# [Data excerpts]
--- START ---

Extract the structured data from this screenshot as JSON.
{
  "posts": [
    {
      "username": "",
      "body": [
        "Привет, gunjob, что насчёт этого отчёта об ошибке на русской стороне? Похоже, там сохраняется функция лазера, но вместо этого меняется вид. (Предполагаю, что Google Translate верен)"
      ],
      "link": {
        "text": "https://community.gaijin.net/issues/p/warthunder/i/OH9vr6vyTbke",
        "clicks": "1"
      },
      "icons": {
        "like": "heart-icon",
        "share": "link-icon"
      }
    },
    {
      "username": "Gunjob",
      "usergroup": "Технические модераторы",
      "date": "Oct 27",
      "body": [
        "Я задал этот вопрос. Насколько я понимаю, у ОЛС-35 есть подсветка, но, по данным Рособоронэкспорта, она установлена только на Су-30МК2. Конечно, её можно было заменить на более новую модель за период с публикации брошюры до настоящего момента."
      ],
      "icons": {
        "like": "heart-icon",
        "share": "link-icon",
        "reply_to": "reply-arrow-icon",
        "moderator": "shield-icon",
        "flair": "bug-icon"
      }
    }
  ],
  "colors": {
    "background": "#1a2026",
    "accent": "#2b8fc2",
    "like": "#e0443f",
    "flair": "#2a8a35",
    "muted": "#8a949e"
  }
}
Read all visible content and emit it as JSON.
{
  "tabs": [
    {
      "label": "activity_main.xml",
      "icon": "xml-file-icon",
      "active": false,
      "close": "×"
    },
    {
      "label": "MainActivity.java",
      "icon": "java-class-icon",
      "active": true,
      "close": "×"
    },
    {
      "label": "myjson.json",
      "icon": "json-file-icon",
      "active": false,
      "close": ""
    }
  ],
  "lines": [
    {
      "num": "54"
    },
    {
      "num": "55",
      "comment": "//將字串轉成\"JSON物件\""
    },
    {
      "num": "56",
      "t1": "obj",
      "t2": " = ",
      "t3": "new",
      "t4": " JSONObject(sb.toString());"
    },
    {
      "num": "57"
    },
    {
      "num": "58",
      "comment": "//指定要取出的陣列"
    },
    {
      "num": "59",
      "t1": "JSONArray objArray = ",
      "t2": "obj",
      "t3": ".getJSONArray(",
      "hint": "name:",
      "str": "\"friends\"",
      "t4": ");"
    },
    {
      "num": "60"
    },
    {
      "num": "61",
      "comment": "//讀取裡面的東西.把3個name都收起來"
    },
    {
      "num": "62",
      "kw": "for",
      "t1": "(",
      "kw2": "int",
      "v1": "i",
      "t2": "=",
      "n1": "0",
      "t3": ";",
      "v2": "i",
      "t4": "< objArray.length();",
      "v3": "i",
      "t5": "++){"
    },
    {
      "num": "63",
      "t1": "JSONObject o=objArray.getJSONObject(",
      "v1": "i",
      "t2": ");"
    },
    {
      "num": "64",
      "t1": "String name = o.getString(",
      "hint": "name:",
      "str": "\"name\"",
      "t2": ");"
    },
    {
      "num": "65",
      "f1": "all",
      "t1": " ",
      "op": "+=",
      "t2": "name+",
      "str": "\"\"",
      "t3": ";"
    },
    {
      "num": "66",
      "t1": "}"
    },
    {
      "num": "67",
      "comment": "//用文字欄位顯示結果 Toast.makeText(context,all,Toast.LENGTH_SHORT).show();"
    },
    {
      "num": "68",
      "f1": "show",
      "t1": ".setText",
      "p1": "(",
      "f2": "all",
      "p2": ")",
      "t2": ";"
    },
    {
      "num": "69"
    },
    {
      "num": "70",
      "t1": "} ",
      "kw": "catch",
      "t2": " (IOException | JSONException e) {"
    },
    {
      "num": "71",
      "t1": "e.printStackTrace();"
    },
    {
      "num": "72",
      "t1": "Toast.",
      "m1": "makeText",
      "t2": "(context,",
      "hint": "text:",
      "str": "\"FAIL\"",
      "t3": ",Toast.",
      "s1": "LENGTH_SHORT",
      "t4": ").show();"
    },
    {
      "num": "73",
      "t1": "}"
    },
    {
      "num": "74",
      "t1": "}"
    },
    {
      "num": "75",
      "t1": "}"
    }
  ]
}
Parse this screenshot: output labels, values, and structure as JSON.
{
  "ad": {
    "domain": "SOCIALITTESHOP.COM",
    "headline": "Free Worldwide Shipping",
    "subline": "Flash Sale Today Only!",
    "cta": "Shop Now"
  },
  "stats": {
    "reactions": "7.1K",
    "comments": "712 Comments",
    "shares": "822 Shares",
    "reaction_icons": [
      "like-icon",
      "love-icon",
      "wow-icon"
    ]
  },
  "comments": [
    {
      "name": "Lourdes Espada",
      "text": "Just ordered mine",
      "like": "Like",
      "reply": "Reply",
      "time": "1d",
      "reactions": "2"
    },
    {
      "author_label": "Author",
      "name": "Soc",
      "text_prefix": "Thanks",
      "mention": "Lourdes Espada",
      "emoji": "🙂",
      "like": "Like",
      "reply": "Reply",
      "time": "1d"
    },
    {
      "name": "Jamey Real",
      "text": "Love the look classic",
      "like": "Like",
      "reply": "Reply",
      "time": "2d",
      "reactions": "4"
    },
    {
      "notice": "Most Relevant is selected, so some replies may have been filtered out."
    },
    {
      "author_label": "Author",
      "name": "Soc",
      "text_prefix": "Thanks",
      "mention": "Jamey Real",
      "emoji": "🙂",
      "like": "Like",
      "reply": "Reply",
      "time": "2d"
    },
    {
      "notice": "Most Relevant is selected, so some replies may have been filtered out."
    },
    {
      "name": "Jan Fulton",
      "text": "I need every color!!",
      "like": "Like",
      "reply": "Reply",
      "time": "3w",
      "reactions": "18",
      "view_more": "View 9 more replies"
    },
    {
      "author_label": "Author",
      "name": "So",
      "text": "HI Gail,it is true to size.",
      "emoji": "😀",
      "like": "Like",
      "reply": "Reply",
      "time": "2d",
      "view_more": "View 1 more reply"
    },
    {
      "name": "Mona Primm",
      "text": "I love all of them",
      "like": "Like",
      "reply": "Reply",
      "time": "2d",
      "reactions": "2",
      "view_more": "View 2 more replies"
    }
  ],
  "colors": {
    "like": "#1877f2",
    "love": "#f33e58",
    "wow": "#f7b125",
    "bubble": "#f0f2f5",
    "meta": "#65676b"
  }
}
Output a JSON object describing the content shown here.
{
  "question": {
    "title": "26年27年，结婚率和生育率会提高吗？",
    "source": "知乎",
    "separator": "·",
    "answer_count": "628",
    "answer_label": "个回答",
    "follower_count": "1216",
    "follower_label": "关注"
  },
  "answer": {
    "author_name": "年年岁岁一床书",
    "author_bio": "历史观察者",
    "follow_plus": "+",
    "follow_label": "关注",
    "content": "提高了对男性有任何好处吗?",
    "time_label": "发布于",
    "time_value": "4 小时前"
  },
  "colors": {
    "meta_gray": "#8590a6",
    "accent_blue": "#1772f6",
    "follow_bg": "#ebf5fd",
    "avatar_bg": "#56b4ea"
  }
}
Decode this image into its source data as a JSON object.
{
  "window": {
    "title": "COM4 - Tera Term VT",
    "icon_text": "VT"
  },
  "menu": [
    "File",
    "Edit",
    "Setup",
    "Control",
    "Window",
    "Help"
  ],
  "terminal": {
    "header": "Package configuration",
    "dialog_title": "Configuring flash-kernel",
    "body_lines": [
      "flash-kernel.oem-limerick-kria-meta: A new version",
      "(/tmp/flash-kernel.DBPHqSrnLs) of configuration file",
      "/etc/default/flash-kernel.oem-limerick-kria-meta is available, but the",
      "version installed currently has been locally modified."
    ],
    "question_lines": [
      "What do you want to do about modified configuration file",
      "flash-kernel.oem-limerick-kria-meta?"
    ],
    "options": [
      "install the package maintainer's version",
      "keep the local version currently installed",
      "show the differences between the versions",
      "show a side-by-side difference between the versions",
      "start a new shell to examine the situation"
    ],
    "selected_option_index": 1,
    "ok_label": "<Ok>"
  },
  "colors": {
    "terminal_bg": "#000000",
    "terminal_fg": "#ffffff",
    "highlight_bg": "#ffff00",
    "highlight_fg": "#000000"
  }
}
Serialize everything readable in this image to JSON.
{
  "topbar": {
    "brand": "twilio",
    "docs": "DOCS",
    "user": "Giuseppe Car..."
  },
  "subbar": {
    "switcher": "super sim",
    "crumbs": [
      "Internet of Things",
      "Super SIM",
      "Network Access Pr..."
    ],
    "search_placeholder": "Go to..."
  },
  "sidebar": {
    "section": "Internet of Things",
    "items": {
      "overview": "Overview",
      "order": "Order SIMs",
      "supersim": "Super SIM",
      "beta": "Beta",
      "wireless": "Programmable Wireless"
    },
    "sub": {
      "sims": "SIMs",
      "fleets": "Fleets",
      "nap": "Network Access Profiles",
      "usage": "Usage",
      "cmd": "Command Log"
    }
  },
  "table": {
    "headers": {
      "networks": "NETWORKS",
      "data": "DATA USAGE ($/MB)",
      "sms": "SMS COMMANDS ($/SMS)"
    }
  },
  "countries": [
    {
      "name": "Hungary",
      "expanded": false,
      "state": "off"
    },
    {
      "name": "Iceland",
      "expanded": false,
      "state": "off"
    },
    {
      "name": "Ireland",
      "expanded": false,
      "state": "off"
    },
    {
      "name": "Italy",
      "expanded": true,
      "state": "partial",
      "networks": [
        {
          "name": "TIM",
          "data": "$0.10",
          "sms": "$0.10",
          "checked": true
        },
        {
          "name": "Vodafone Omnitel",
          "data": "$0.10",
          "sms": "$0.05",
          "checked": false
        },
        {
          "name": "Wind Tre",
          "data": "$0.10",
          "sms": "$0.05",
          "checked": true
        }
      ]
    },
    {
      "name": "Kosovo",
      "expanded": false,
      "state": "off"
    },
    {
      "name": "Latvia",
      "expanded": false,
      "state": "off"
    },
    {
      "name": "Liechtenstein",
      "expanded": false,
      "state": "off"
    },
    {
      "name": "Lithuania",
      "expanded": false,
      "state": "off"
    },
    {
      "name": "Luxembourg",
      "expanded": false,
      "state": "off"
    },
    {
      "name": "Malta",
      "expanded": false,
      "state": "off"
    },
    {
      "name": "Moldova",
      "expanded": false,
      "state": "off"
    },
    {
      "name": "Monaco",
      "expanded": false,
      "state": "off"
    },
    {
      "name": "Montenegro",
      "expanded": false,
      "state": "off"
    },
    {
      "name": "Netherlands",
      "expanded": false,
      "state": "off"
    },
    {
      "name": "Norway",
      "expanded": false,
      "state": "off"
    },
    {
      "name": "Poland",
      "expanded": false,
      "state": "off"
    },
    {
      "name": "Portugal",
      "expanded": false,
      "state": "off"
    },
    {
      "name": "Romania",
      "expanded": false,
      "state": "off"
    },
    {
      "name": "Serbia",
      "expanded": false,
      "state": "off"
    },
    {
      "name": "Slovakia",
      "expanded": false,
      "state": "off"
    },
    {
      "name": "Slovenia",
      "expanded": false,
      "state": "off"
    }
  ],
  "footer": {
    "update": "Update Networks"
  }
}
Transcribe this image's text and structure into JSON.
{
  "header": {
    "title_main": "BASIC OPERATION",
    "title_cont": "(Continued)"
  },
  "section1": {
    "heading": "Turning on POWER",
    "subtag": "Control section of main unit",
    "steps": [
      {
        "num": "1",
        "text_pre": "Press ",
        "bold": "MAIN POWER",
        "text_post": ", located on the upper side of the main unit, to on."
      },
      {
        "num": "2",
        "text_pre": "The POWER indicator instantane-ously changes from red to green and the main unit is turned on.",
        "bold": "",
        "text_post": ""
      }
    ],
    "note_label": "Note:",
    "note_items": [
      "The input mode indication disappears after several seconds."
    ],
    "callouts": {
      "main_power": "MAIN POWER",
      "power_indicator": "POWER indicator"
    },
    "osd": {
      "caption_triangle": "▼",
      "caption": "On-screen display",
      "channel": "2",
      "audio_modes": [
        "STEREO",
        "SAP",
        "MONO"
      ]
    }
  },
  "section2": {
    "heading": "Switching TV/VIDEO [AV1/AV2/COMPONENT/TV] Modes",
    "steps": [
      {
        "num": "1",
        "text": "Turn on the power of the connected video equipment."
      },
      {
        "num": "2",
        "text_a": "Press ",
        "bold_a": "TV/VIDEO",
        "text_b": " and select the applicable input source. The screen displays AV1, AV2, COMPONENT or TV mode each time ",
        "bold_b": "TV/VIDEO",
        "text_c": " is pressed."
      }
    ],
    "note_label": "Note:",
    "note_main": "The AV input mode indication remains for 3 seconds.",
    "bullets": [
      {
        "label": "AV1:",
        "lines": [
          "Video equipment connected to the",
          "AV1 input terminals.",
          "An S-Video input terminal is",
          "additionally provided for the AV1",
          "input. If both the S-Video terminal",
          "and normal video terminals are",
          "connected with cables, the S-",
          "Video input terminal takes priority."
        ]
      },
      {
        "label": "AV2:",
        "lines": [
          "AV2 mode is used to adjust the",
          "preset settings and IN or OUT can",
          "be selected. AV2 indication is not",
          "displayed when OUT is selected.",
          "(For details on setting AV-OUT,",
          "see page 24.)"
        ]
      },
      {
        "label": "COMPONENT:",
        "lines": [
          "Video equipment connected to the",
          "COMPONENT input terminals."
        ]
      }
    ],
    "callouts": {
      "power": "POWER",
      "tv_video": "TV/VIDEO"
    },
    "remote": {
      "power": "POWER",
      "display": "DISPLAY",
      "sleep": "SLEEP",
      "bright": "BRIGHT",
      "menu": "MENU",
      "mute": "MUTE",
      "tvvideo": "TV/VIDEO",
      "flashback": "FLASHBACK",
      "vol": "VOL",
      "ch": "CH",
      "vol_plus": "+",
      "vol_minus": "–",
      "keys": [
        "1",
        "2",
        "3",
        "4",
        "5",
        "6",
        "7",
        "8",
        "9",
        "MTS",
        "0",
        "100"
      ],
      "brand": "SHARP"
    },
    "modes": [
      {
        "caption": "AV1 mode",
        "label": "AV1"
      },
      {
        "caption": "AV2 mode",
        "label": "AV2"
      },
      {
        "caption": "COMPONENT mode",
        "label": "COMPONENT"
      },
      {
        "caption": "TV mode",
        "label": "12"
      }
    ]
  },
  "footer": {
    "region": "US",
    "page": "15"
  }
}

--- END ---

# [What needs to be done]
Consider the entries above and return each line with the string "kria".

# [Solution for this problem]
      "flash-kernel.oem-limerick-kria-meta: A new version",
      "/etc/default/flash-kernel.oem-limerick-kria-meta is available, but the",
      "flash-kernel.oem-limerick-kria-meta?"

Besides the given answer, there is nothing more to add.